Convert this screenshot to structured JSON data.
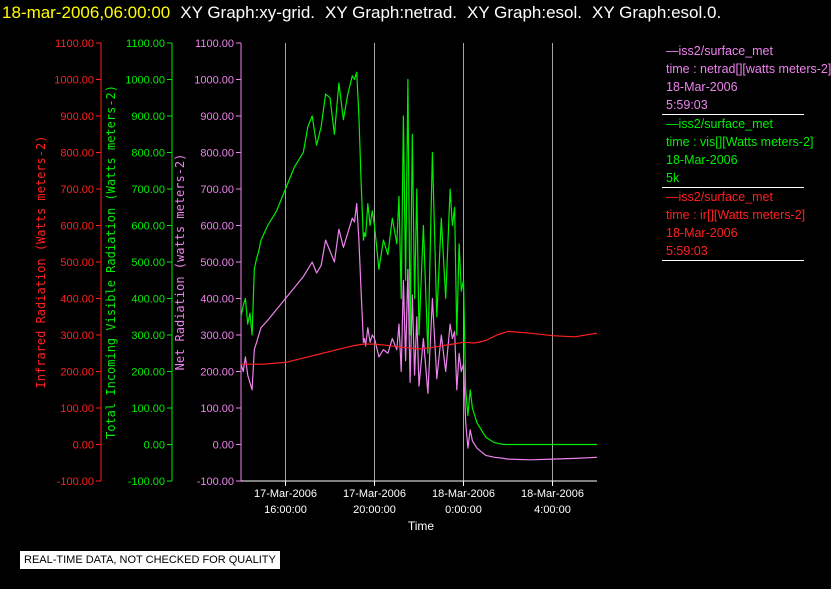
{
  "header": {
    "date_label": "18-mar-2006,06:00:00",
    "graph_titles": [
      "XY Graph:xy-grid.",
      "XY Graph:netrad.",
      "XY Graph:esol.",
      "XY Graph:esol.0."
    ]
  },
  "legend": [
    {
      "source": "iss2/surface_met",
      "field": "time : netrad[][watts meters-2]",
      "date": "18-Mar-2006",
      "extra": "5:59:03",
      "color": "#ee82ee"
    },
    {
      "source": "iss2/surface_met",
      "field": "time : vis[][Watts meters-2]",
      "date": "18-Mar-2006",
      "extra": "5k",
      "color": "#00ee00"
    },
    {
      "source": "iss2/surface_met",
      "field": "time : ir[][Watts meters-2]",
      "date": "18-Mar-2006",
      "extra": "5:59:03",
      "color": "#ff2020"
    }
  ],
  "footer": {
    "quality_note": "REAL-TIME DATA, NOT CHECKED FOR QUALITY"
  },
  "chart_data": {
    "type": "line",
    "xlabel": "Time",
    "x_ticks": [
      {
        "hours": 16,
        "line1": "17-Mar-2006",
        "line2": "16:00:00"
      },
      {
        "hours": 20,
        "line1": "17-Mar-2006",
        "line2": "20:00:00"
      },
      {
        "hours": 24,
        "line1": "18-Mar-2006",
        "line2": "0:00:00"
      },
      {
        "hours": 28,
        "line1": "18-Mar-2006",
        "line2": "4:00:00"
      }
    ],
    "xlim_hours_from_17mar_0000": [
      14.0,
      30.0
    ],
    "grid": true,
    "axes": [
      {
        "label": "Infrared Radiation (Watts meters-2)",
        "color": "#ff2020",
        "ylim": [
          -100,
          1100
        ],
        "ticks": [
          "1100.00",
          "1000.00",
          "900.00",
          "800.00",
          "700.00",
          "600.00",
          "500.00",
          "400.00",
          "300.00",
          "200.00",
          "100.00",
          "0.00",
          "-100.00"
        ]
      },
      {
        "label": "Total Incoming Visible Radiation (Watts meters-2)",
        "color": "#00ee00",
        "ylim": [
          -100,
          1100
        ],
        "ticks": [
          "1100.00",
          "1000.00",
          "900.00",
          "800.00",
          "700.00",
          "600.00",
          "500.00",
          "400.00",
          "300.00",
          "200.00",
          "100.00",
          "0.00",
          "-100.00"
        ]
      },
      {
        "label": "Net Radiation (watts meters-2)",
        "color": "#ee82ee",
        "ylim": [
          -100,
          1100
        ],
        "ticks": [
          "1100.00",
          "1000.00",
          "900.00",
          "800.00",
          "700.00",
          "600.00",
          "500.00",
          "400.00",
          "300.00",
          "200.00",
          "100.00",
          "0.00",
          "-100.00"
        ]
      }
    ],
    "series": [
      {
        "name": "time : vis[][Watts meters-2]",
        "color": "#00ee00",
        "x": [
          14.0,
          14.1,
          14.2,
          14.3,
          14.4,
          14.5,
          14.6,
          14.7,
          14.8,
          14.9,
          15.2,
          15.6,
          16.0,
          16.4,
          16.8,
          17.0,
          17.2,
          17.4,
          17.6,
          17.8,
          18.0,
          18.2,
          18.4,
          18.6,
          18.8,
          19.0,
          19.1,
          19.2,
          19.3,
          19.4,
          19.5,
          19.55,
          19.6,
          19.7,
          19.8,
          19.9,
          20.0,
          20.2,
          20.4,
          20.6,
          20.8,
          21.0,
          21.1,
          21.2,
          21.3,
          21.4,
          21.5,
          21.6,
          21.7,
          21.8,
          21.9,
          22.0,
          22.2,
          22.4,
          22.6,
          22.8,
          23.0,
          23.2,
          23.4,
          23.5,
          23.6,
          23.7,
          23.8,
          23.9,
          24.0,
          24.1,
          24.2,
          24.3,
          24.4,
          24.6,
          24.8,
          25.0,
          25.4,
          25.8,
          26.0,
          27.0,
          28.0,
          29.0,
          30.0
        ],
        "y": [
          350,
          380,
          400,
          330,
          360,
          300,
          480,
          510,
          530,
          560,
          600,
          640,
          700,
          760,
          800,
          870,
          900,
          820,
          870,
          960,
          950,
          850,
          990,
          890,
          960,
          1010,
          1000,
          1020,
          900,
          720,
          560,
          580,
          570,
          660,
          600,
          640,
          600,
          480,
          560,
          520,
          620,
          550,
          680,
          400,
          900,
          450,
          1000,
          300,
          850,
          400,
          700,
          300,
          600,
          250,
          800,
          350,
          620,
          400,
          700,
          600,
          650,
          300,
          550,
          420,
          450,
          150,
          80,
          150,
          100,
          60,
          40,
          20,
          5,
          0,
          0,
          0,
          0,
          0,
          0
        ]
      },
      {
        "name": "time : netrad[][watts meters-2]",
        "color": "#ee82ee",
        "x": [
          14.0,
          14.1,
          14.2,
          14.3,
          14.4,
          14.5,
          14.6,
          14.7,
          14.8,
          14.9,
          15.2,
          15.6,
          16.0,
          16.4,
          16.8,
          17.0,
          17.2,
          17.4,
          17.6,
          17.8,
          18.0,
          18.2,
          18.4,
          18.6,
          18.8,
          19.0,
          19.1,
          19.2,
          19.3,
          19.4,
          19.5,
          19.55,
          19.6,
          19.7,
          19.8,
          19.9,
          20.0,
          20.2,
          20.4,
          20.6,
          20.8,
          21.0,
          21.1,
          21.2,
          21.3,
          21.4,
          21.5,
          21.6,
          21.7,
          21.8,
          21.9,
          22.0,
          22.2,
          22.4,
          22.6,
          22.8,
          23.0,
          23.2,
          23.4,
          23.5,
          23.6,
          23.7,
          23.8,
          23.9,
          24.0,
          24.1,
          24.2,
          24.3,
          24.4,
          24.6,
          24.8,
          25.0,
          25.4,
          25.8,
          26.0,
          27.0,
          28.0,
          29.0,
          30.0
        ],
        "y": [
          220,
          200,
          240,
          190,
          170,
          150,
          260,
          280,
          300,
          320,
          340,
          370,
          400,
          430,
          460,
          480,
          500,
          470,
          490,
          560,
          530,
          500,
          590,
          540,
          580,
          620,
          610,
          660,
          560,
          420,
          280,
          290,
          270,
          320,
          280,
          300,
          290,
          240,
          260,
          250,
          290,
          260,
          330,
          200,
          450,
          230,
          480,
          170,
          410,
          190,
          350,
          160,
          290,
          140,
          400,
          180,
          300,
          200,
          330,
          290,
          310,
          150,
          250,
          200,
          220,
          60,
          -10,
          40,
          10,
          -10,
          -20,
          -30,
          -35,
          -38,
          -40,
          -42,
          -40,
          -38,
          -35
        ]
      },
      {
        "name": "time : ir[][Watts meters-2]",
        "color": "#ff2020",
        "x": [
          14.0,
          15.0,
          16.0,
          17.0,
          18.0,
          19.0,
          19.5,
          20.0,
          20.5,
          21.0,
          21.5,
          22.0,
          22.5,
          23.0,
          23.5,
          24.0,
          24.5,
          25.0,
          25.5,
          26.0,
          27.0,
          28.0,
          29.0,
          30.0
        ],
        "y": [
          220,
          220,
          225,
          240,
          255,
          270,
          275,
          275,
          272,
          268,
          265,
          262,
          265,
          270,
          275,
          280,
          278,
          285,
          300,
          310,
          305,
          298,
          295,
          305
        ]
      }
    ]
  }
}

- Task details
Identify every line holding the word "netrad" and copy it out.

- Response below
      "XY Graph:netrad.",
      "field": "time : netrad[][watts meters-2]",
        "name": "time : netrad[][watts meters-2]",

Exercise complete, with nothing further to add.